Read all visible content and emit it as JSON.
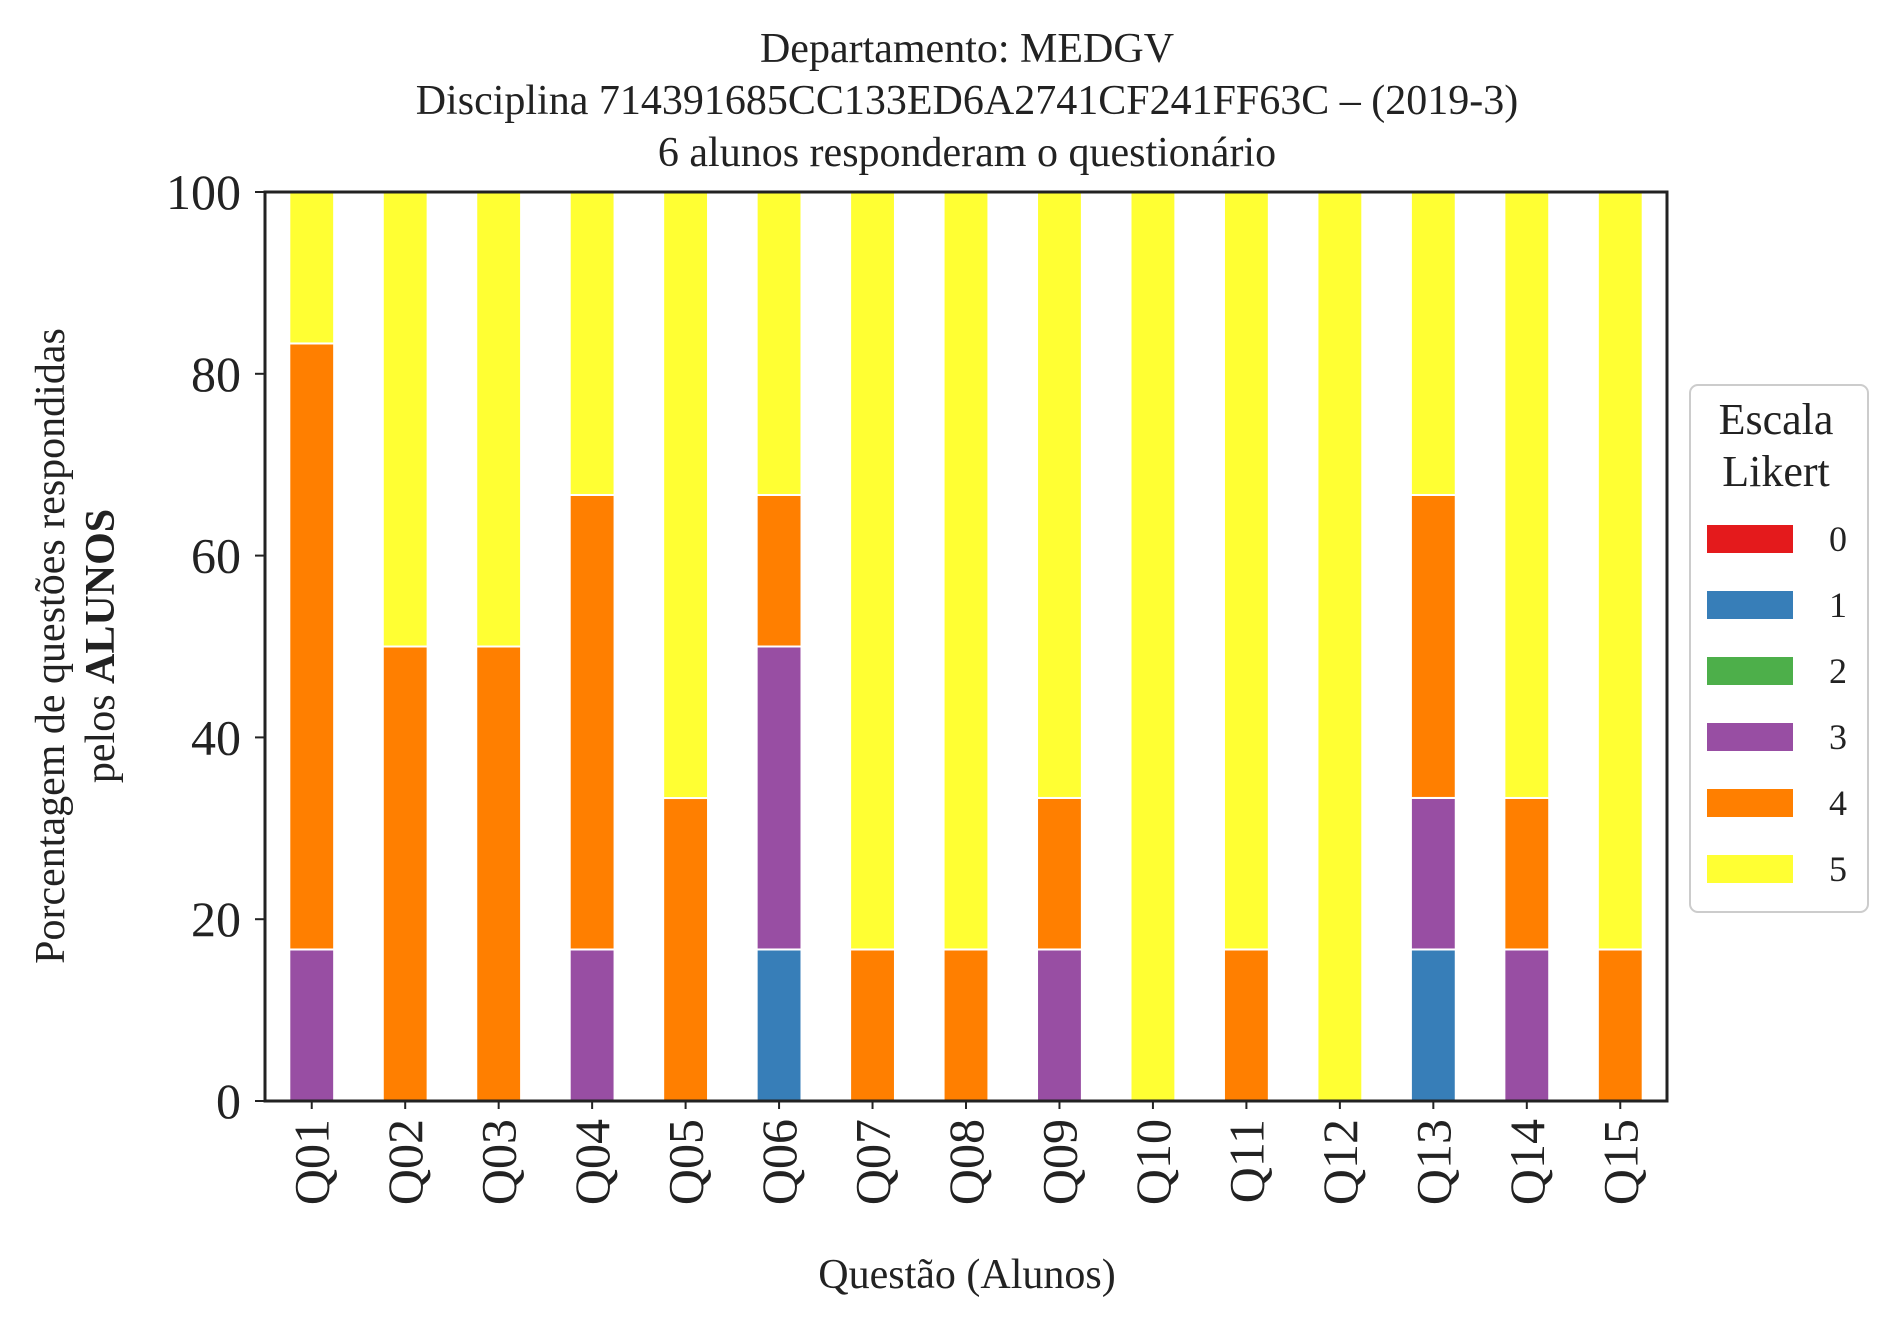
{
  "chart_data": {
    "type": "bar",
    "stacked": true,
    "title_lines": [
      "Departamento: MEDGV",
      "Disciplina 714391685CC133ED6A2741CF241FF63C – (2019-3)",
      "6 alunos responderam o questionário"
    ],
    "xlabel": "Questão (Alunos)",
    "ylabel_line1": "Porcentagem de questões respondidas",
    "ylabel_line2_prefix": "pelos ",
    "ylabel_line2_bold": "ALUNOS",
    "ylim": [
      0,
      100
    ],
    "yticks": [
      "0",
      "20",
      "40",
      "60",
      "80",
      "100"
    ],
    "grid": false,
    "categories": [
      "Q01",
      "Q02",
      "Q03",
      "Q04",
      "Q05",
      "Q06",
      "Q07",
      "Q08",
      "Q09",
      "Q10",
      "Q11",
      "Q12",
      "Q13",
      "Q14",
      "Q15"
    ],
    "legend": {
      "title_line1": "Escala",
      "title_line2": "Likert",
      "position": "center-right outside"
    },
    "series": [
      {
        "name": "0",
        "color": "#e41a1c",
        "values": [
          0,
          0,
          0,
          0,
          0,
          0,
          0,
          0,
          0,
          0,
          0,
          0,
          0,
          0,
          0
        ]
      },
      {
        "name": "1",
        "color": "#377eb8",
        "values": [
          0,
          0,
          0,
          0,
          0,
          16.67,
          0,
          0,
          0,
          0,
          0,
          0,
          16.67,
          0,
          0
        ]
      },
      {
        "name": "2",
        "color": "#4daf4a",
        "values": [
          0,
          0,
          0,
          0,
          0,
          0,
          0,
          0,
          0,
          0,
          0,
          0,
          0,
          0,
          0
        ]
      },
      {
        "name": "3",
        "color": "#984ea3",
        "values": [
          16.67,
          0,
          0,
          16.67,
          0,
          33.33,
          0,
          0,
          16.67,
          0,
          0,
          0,
          16.67,
          16.67,
          0
        ]
      },
      {
        "name": "4",
        "color": "#ff7f00",
        "values": [
          66.67,
          50,
          50,
          50,
          33.33,
          16.67,
          16.67,
          16.67,
          16.67,
          0,
          16.67,
          0,
          33.33,
          16.67,
          16.67
        ]
      },
      {
        "name": "5",
        "color": "#ffff33",
        "values": [
          16.67,
          50,
          50,
          33.33,
          66.67,
          33.33,
          83.33,
          83.33,
          66.67,
          100,
          83.33,
          100,
          33.33,
          66.67,
          83.33
        ]
      }
    ]
  }
}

## [Problem requirements]
Write out all the records again, exactly, minus any pictures.

## [Written solution]
Read all visible content and emit it as JSON.
{
  "chart_data": {
    "type": "bar",
    "stacked": true,
    "title_lines": [
      "Departamento: MEDGV",
      "Disciplina 714391685CC133ED6A2741CF241FF63C – (2019-3)",
      "6 alunos responderam o questionário"
    ],
    "xlabel": "Questão (Alunos)",
    "ylabel_line1": "Porcentagem de questões respondidas",
    "ylabel_line2_prefix": "pelos ",
    "ylabel_line2_bold": "ALUNOS",
    "ylim": [
      0,
      100
    ],
    "yticks": [
      "0",
      "20",
      "40",
      "60",
      "80",
      "100"
    ],
    "grid": false,
    "categories": [
      "Q01",
      "Q02",
      "Q03",
      "Q04",
      "Q05",
      "Q06",
      "Q07",
      "Q08",
      "Q09",
      "Q10",
      "Q11",
      "Q12",
      "Q13",
      "Q14",
      "Q15"
    ],
    "legend": {
      "title_line1": "Escala",
      "title_line2": "Likert",
      "position": "center-right outside"
    },
    "series": [
      {
        "name": "0",
        "color": "#e41a1c",
        "values": [
          0,
          0,
          0,
          0,
          0,
          0,
          0,
          0,
          0,
          0,
          0,
          0,
          0,
          0,
          0
        ]
      },
      {
        "name": "1",
        "color": "#377eb8",
        "values": [
          0,
          0,
          0,
          0,
          0,
          16.67,
          0,
          0,
          0,
          0,
          0,
          0,
          16.67,
          0,
          0
        ]
      },
      {
        "name": "2",
        "color": "#4daf4a",
        "values": [
          0,
          0,
          0,
          0,
          0,
          0,
          0,
          0,
          0,
          0,
          0,
          0,
          0,
          0,
          0
        ]
      },
      {
        "name": "3",
        "color": "#984ea3",
        "values": [
          16.67,
          0,
          0,
          16.67,
          0,
          33.33,
          0,
          0,
          16.67,
          0,
          0,
          0,
          16.67,
          16.67,
          0
        ]
      },
      {
        "name": "4",
        "color": "#ff7f00",
        "values": [
          66.67,
          50,
          50,
          50,
          33.33,
          16.67,
          16.67,
          16.67,
          16.67,
          0,
          16.67,
          0,
          33.33,
          16.67,
          16.67
        ]
      },
      {
        "name": "5",
        "color": "#ffff33",
        "values": [
          16.67,
          50,
          50,
          33.33,
          66.67,
          33.33,
          83.33,
          83.33,
          66.67,
          100,
          83.33,
          100,
          33.33,
          66.67,
          83.33
        ]
      }
    ]
  }
}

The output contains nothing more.